### Records supplied:
┄┄┄┄┄┄

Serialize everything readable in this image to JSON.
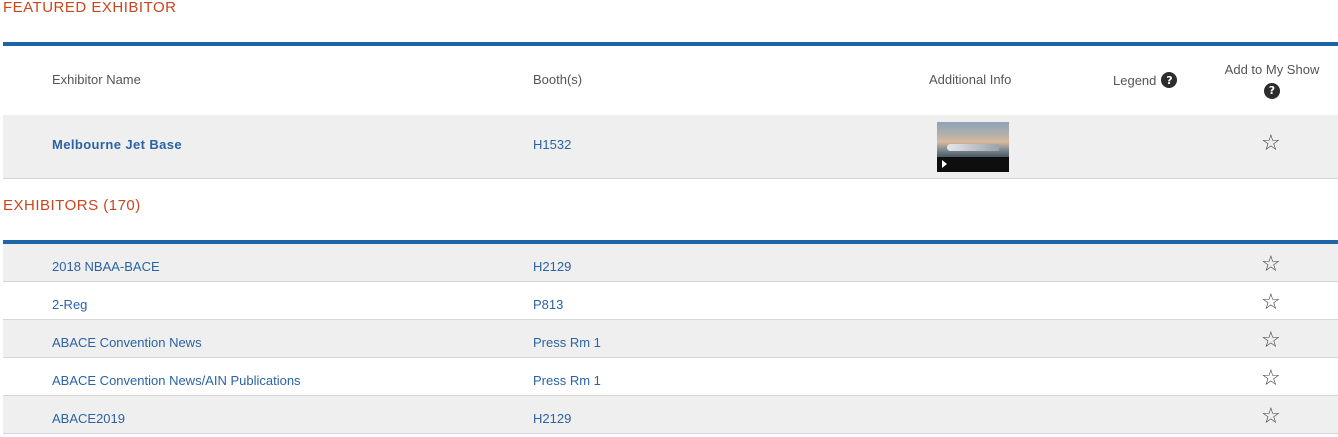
{
  "featured": {
    "section_title": "FEATURED EXHIBITOR",
    "headers": {
      "name": "Exhibitor Name",
      "booth": "Booth(s)",
      "info": "Additional Info",
      "legend": "Legend",
      "add": "Add to My Show",
      "help_symbol": "?"
    },
    "row": {
      "name": "Melbourne Jet Base",
      "booth": "H1532",
      "star": "☆"
    }
  },
  "exhibitors": {
    "section_title": "EXHIBITORS (170)",
    "rows": [
      {
        "name": "2018 NBAA-BACE",
        "booth": "H2129",
        "star": "☆"
      },
      {
        "name": "2-Reg",
        "booth": "P813",
        "star": "☆"
      },
      {
        "name": "ABACE Convention News",
        "booth": "Press Rm 1",
        "star": "☆"
      },
      {
        "name": "ABACE Convention News/AIN Publications",
        "booth": "Press Rm 1",
        "star": "☆"
      },
      {
        "name": "ABACE2019",
        "booth": "H2129",
        "star": "☆"
      }
    ]
  },
  "colors": {
    "section_title": "#c8461e",
    "accent_rule": "#1f64a8",
    "link": "#2b63a4",
    "row_shade": "#efefef"
  },
  "icons": {
    "help": "question-circle-icon",
    "star": "star-outline-icon",
    "play": "play-icon"
  }
}
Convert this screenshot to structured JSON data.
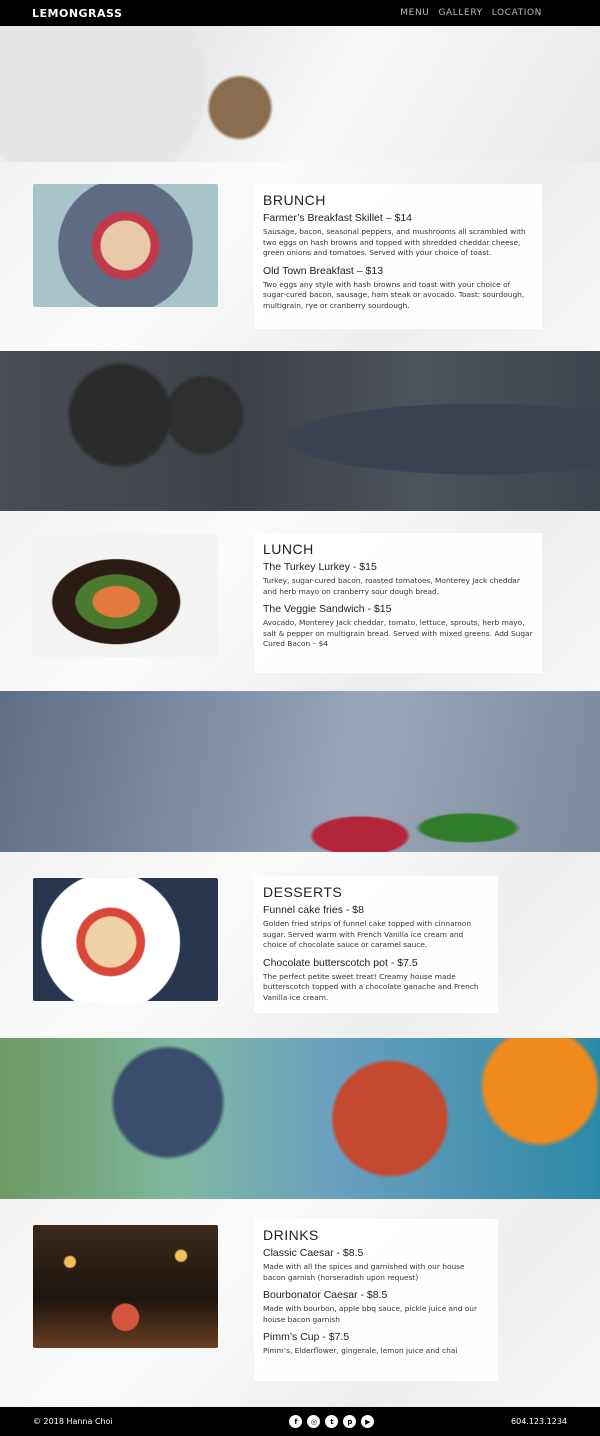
{
  "nav": {
    "brand": "LEMONGRASS",
    "links": [
      "MENU",
      "GALLERY",
      "LOCATION"
    ]
  },
  "sections": [
    {
      "title": "BRUNCH",
      "items": [
        {
          "name": "Farmer’s Breakfast Skillet – $14",
          "desc": "Sausage, bacon, seasonal peppers, and mushrooms all scrambled with two eggs on hash browns and topped with shredded cheddar cheese, green onions and tomatoes. Served with your choice of toast."
        },
        {
          "name": "Old Town Breakfast – $13",
          "desc": "Two eggs any style with hash browns and toast with your choice of sugar-cured bacon, sausage, ham steak or avocado. Toast: sourdough, multigrain, rye or cranberry sourdough."
        }
      ]
    },
    {
      "title": "LUNCH",
      "items": [
        {
          "name": "The Turkey Lurkey - $15",
          "desc": "Turkey, sugar-cured bacon, roasted tomatoes, Monterey Jack cheddar and herb mayo on cranberry sour dough bread."
        },
        {
          "name": "The Veggie Sandwich - $15",
          "desc": "Avocado, Monterey Jack cheddar, tomato, lettuce, sprouts, herb mayo, salt & pepper on multigrain bread. Served with mixed greens. Add Sugar Cured Bacon – $4"
        }
      ]
    },
    {
      "title": "DESSERTS",
      "items": [
        {
          "name": "Funnel cake fries - $8",
          "desc": "Golden fried strips of funnel cake topped with cinnamon sugar. Served warm with French Vanilla ice cream and choice of chocolate sauce or caramel sauce."
        },
        {
          "name": "Chocolate butterscotch pot - $7.5",
          "desc": "The perfect petite sweet treat! Creamy house made butterscotch topped with a chocolate ganache and French Vanilla ice cream."
        }
      ]
    },
    {
      "title": "DRINKS",
      "items": [
        {
          "name": "Classic Caesar - $8.5",
          "desc": "Made with all the spices and garnished with our house bacon garnish (horseradish upon request)"
        },
        {
          "name": "Bourbonator Caesar - $8.5",
          "desc": "Made with bourbon, apple bbq sauce, pickle juice and our house bacon garnish"
        },
        {
          "name": "Pimm’s Cup - $7.5",
          "desc": "Pimm’s, Elderflower, gingerale, lemon juice and chai"
        }
      ]
    }
  ],
  "footer": {
    "copyright": "© 2018 Hanna Choi",
    "phone": "604.123.1234",
    "socials": [
      {
        "icon": "facebook-icon",
        "glyph": "f"
      },
      {
        "icon": "instagram-icon",
        "glyph": "◎"
      },
      {
        "icon": "twitter-icon",
        "glyph": "t"
      },
      {
        "icon": "pinterest-icon",
        "glyph": "p"
      },
      {
        "icon": "youtube-icon",
        "glyph": "▶"
      }
    ]
  }
}
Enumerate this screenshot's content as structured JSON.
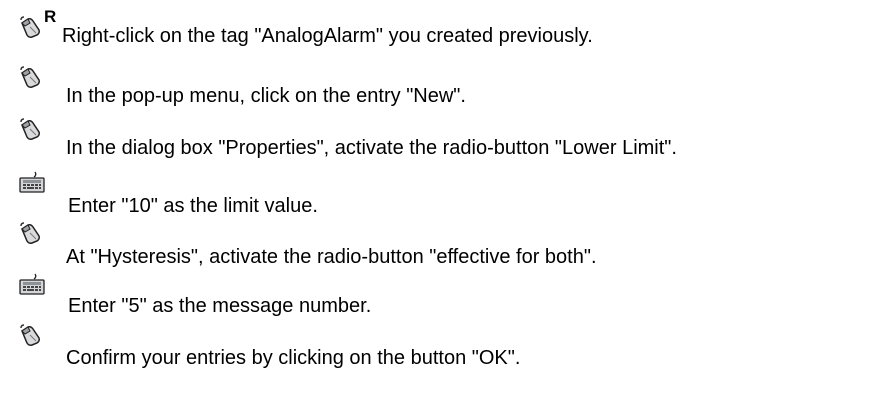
{
  "steps": [
    {
      "icon": "mouse-right-click-icon",
      "text": "Right-click on the tag \"AnalogAlarm\" you created previously."
    },
    {
      "icon": "mouse-click-icon",
      "text": "In the pop-up menu, click on the entry \"New\"."
    },
    {
      "icon": "mouse-click-icon",
      "text": "In the dialog box \"Properties\", activate the radio-button \"Lower Limit\"."
    },
    {
      "icon": "keyboard-icon",
      "text": "Enter \"10\" as the limit value."
    },
    {
      "icon": "mouse-click-icon",
      "text": "At \"Hysteresis\", activate the radio-button \"effective for both\"."
    },
    {
      "icon": "keyboard-icon",
      "text": "Enter \"5\" as the message number."
    },
    {
      "icon": "mouse-click-icon",
      "text": "Confirm your entries by clicking on the button \"OK\"."
    }
  ],
  "right_click_marker": "R"
}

┄┄┄┄┄┄

### What you will do:
Omit the pictures and print again exactly the lines from the one with "Enumerate this screenshot's" through the final line of the entries, both ends included.

### Task solution:
Enumerate this screenshot's content as structured JSON.
{
  "steps": [
    {
      "icon": "mouse-right-click-icon",
      "text": "Right-click on the tag \"AnalogAlarm\" you created previously."
    },
    {
      "icon": "mouse-click-icon",
      "text": "In the pop-up menu, click on the entry \"New\"."
    },
    {
      "icon": "mouse-click-icon",
      "text": "In the dialog box \"Properties\", activate the radio-button \"Lower Limit\"."
    },
    {
      "icon": "keyboard-icon",
      "text": "Enter \"10\" as the limit value."
    },
    {
      "icon": "mouse-click-icon",
      "text": "At \"Hysteresis\", activate the radio-button \"effective for both\"."
    },
    {
      "icon": "keyboard-icon",
      "text": "Enter \"5\" as the message number."
    },
    {
      "icon": "mouse-click-icon",
      "text": "Confirm your entries by clicking on the button \"OK\"."
    }
  ],
  "right_click_marker": "R"
}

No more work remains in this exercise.